start EXERCISE MATERIAL

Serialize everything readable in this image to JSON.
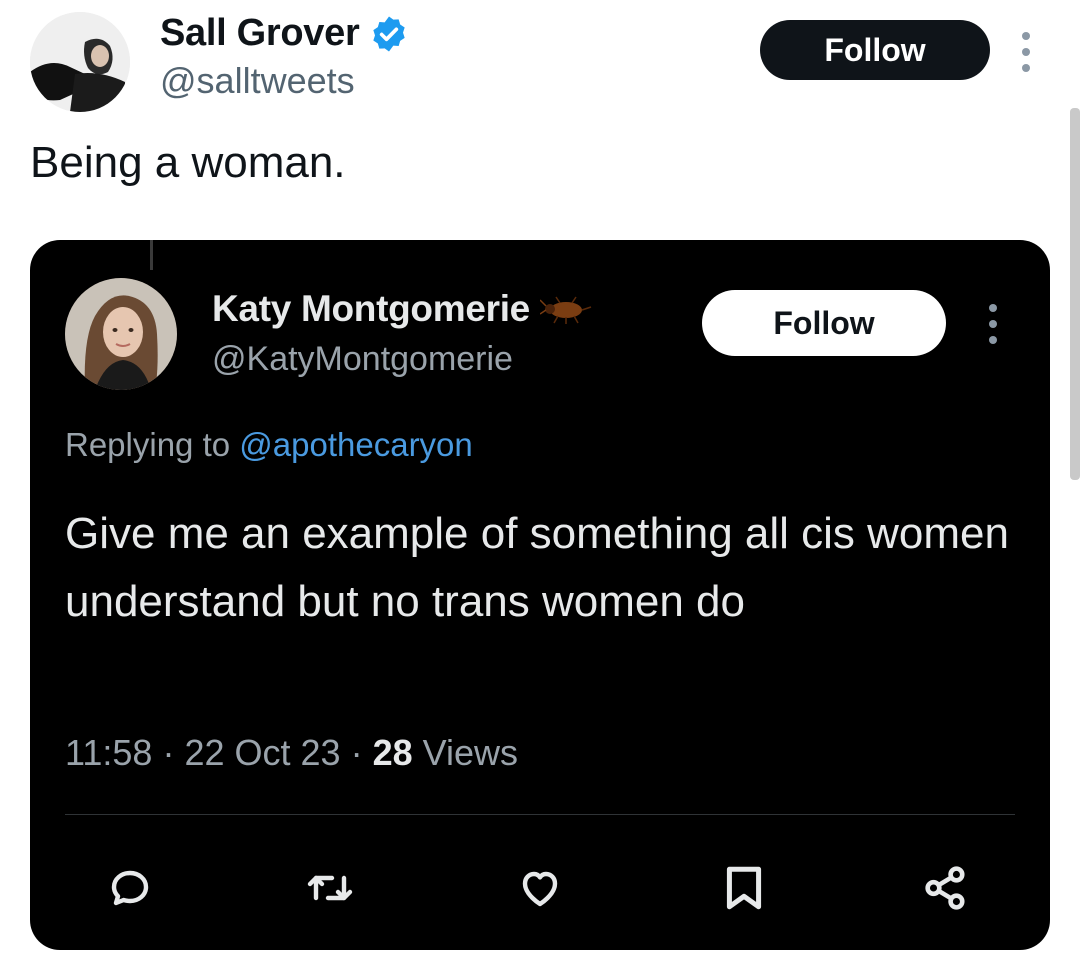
{
  "tweet": {
    "author_name": "Sall Grover",
    "author_handle": "@salltweets",
    "follow_label": "Follow",
    "text": "Being a woman."
  },
  "quoted": {
    "author_name": "Katy Montgomerie",
    "author_handle": "@KatyMontgomerie",
    "follow_label": "Follow",
    "replying_prefix": "Replying to",
    "replying_mention": "@apothecaryon",
    "text": "Give me an example of something all cis women understand but no trans women do",
    "time": "11:58",
    "sep1": "·",
    "date": "22 Oct 23",
    "sep2": "·",
    "views_count": "28",
    "views_label": "Views",
    "actions": [
      "reply-icon",
      "retweet-icon",
      "like-icon",
      "bookmark-icon",
      "share-icon"
    ]
  },
  "colors": {
    "verified_blue": "#1d9bf0",
    "mention_blue": "#4a9ae0",
    "card_bg": "#000000",
    "dark_button": "#0f1419"
  }
}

end EXERCISE MATERIAL

EXERCISE DETAILS ▸
Scan the entries above for the word "icon" and collect each line holding it.

RESPONSE TO THIS TASK ▸
      "reply-icon",
      "retweet-icon",
      "like-icon",
      "bookmark-icon",
      "share-icon"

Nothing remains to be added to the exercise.